● **Work to be completed**: Write out the records that appear below, verbatim and complete, but without pictures.

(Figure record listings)
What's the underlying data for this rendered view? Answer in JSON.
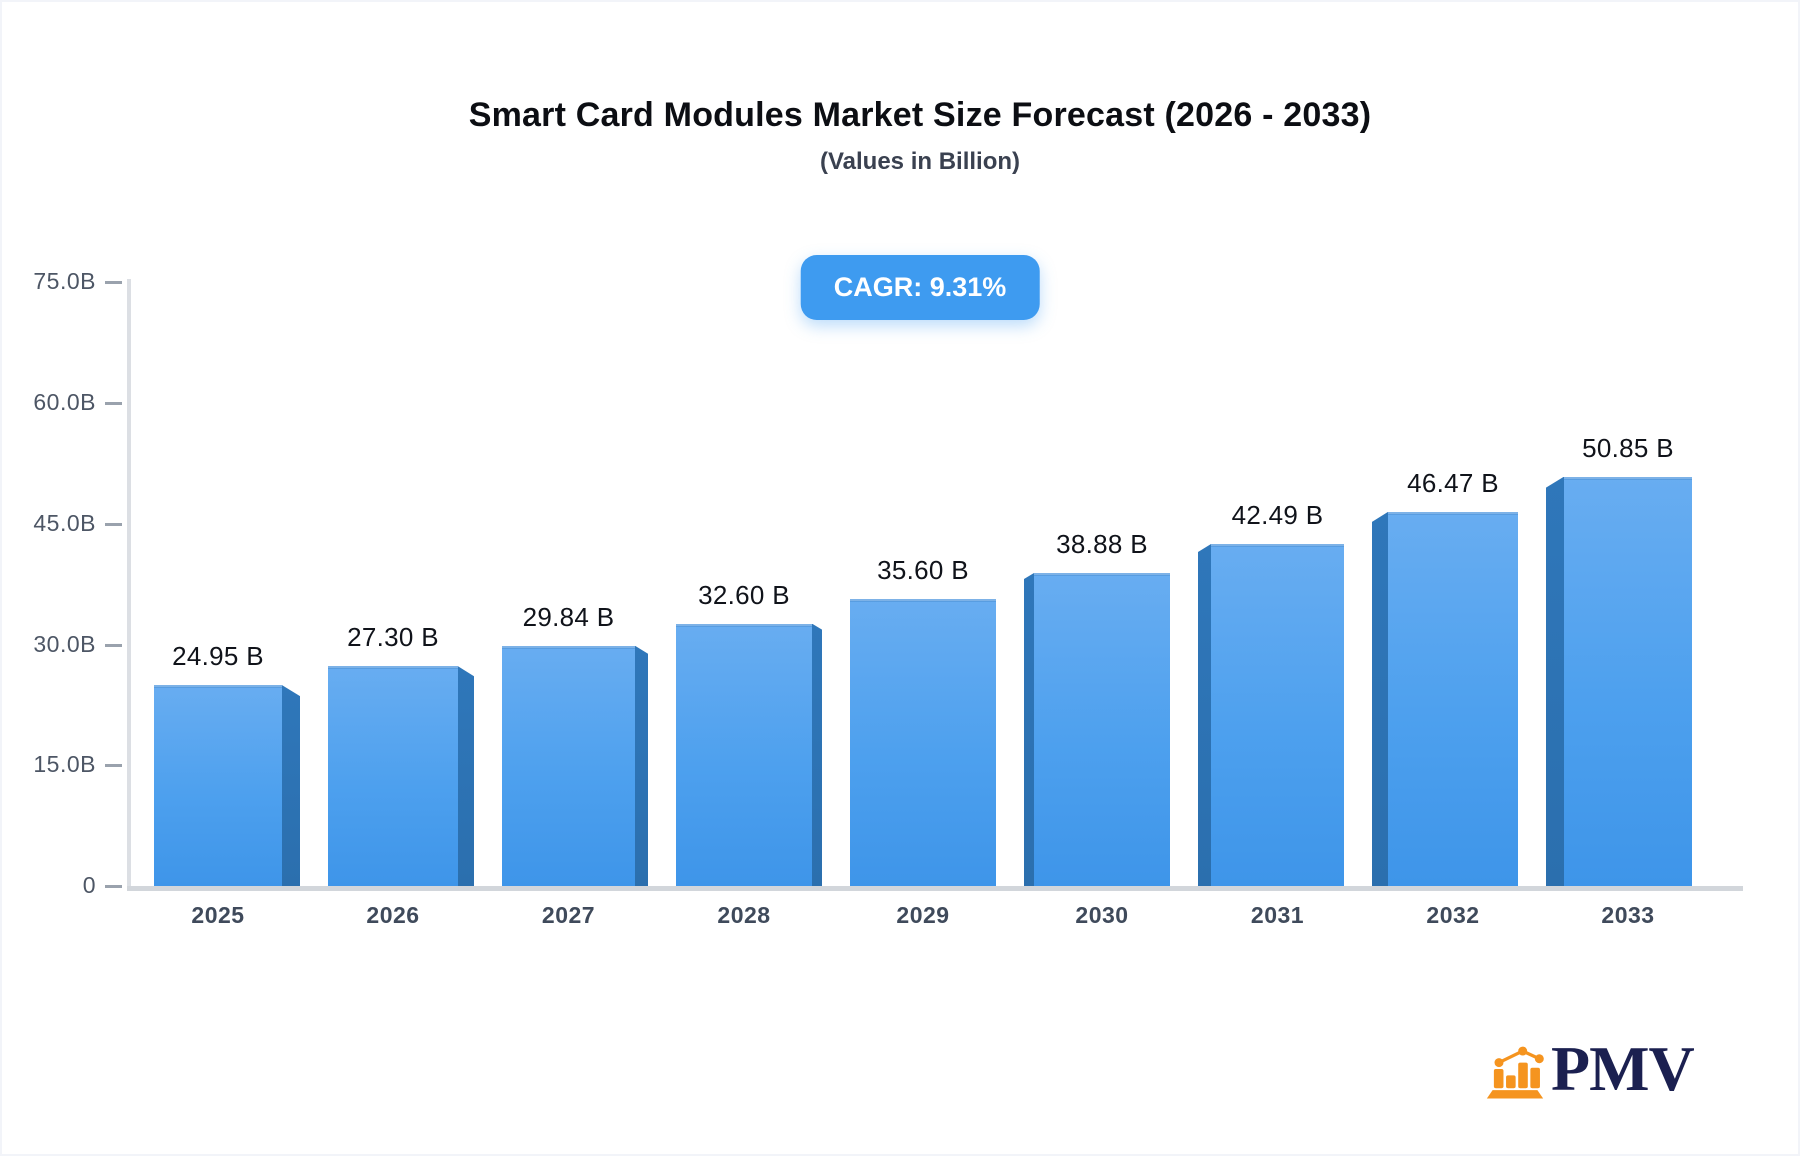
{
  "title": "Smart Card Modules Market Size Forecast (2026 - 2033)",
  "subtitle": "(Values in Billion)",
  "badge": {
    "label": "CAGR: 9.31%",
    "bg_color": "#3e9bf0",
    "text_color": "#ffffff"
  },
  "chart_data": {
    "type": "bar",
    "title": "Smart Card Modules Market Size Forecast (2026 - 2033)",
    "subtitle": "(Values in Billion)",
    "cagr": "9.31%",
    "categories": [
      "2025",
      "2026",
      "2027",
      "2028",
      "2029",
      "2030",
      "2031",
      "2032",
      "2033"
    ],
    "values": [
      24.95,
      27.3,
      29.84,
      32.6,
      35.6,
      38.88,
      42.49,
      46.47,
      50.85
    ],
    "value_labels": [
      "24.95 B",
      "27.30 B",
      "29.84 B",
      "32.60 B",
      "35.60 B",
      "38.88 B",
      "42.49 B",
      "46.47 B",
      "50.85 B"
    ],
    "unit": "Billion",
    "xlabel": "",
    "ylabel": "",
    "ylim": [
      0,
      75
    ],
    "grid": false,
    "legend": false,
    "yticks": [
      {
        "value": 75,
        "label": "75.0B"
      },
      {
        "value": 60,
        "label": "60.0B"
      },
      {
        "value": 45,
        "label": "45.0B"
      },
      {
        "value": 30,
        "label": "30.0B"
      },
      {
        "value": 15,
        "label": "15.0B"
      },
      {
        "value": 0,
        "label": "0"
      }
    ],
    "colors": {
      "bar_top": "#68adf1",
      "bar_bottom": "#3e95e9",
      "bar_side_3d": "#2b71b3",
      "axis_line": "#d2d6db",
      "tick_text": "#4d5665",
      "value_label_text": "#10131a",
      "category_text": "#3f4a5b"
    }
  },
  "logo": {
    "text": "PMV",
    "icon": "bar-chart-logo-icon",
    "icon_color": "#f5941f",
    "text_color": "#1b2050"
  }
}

● **Result of the exercise**:
What's the underlying data for this rendered view? Answer in JSON.
{
  "title": "Smart Card Modules Market Size Forecast (2026 - 2033)",
  "subtitle": "(Values in Billion)",
  "badge": {
    "label": "CAGR: 9.31%",
    "bg_color": "#3e9bf0",
    "text_color": "#ffffff"
  },
  "chart_data": {
    "type": "bar",
    "title": "Smart Card Modules Market Size Forecast (2026 - 2033)",
    "subtitle": "(Values in Billion)",
    "cagr": "9.31%",
    "categories": [
      "2025",
      "2026",
      "2027",
      "2028",
      "2029",
      "2030",
      "2031",
      "2032",
      "2033"
    ],
    "values": [
      24.95,
      27.3,
      29.84,
      32.6,
      35.6,
      38.88,
      42.49,
      46.47,
      50.85
    ],
    "value_labels": [
      "24.95 B",
      "27.30 B",
      "29.84 B",
      "32.60 B",
      "35.60 B",
      "38.88 B",
      "42.49 B",
      "46.47 B",
      "50.85 B"
    ],
    "unit": "Billion",
    "xlabel": "",
    "ylabel": "",
    "ylim": [
      0,
      75
    ],
    "grid": false,
    "legend": false,
    "yticks": [
      {
        "value": 75,
        "label": "75.0B"
      },
      {
        "value": 60,
        "label": "60.0B"
      },
      {
        "value": 45,
        "label": "45.0B"
      },
      {
        "value": 30,
        "label": "30.0B"
      },
      {
        "value": 15,
        "label": "15.0B"
      },
      {
        "value": 0,
        "label": "0"
      }
    ],
    "colors": {
      "bar_top": "#68adf1",
      "bar_bottom": "#3e95e9",
      "bar_side_3d": "#2b71b3",
      "axis_line": "#d2d6db",
      "tick_text": "#4d5665",
      "value_label_text": "#10131a",
      "category_text": "#3f4a5b"
    }
  },
  "logo": {
    "text": "PMV",
    "icon": "bar-chart-logo-icon",
    "icon_color": "#f5941f",
    "text_color": "#1b2050"
  }
}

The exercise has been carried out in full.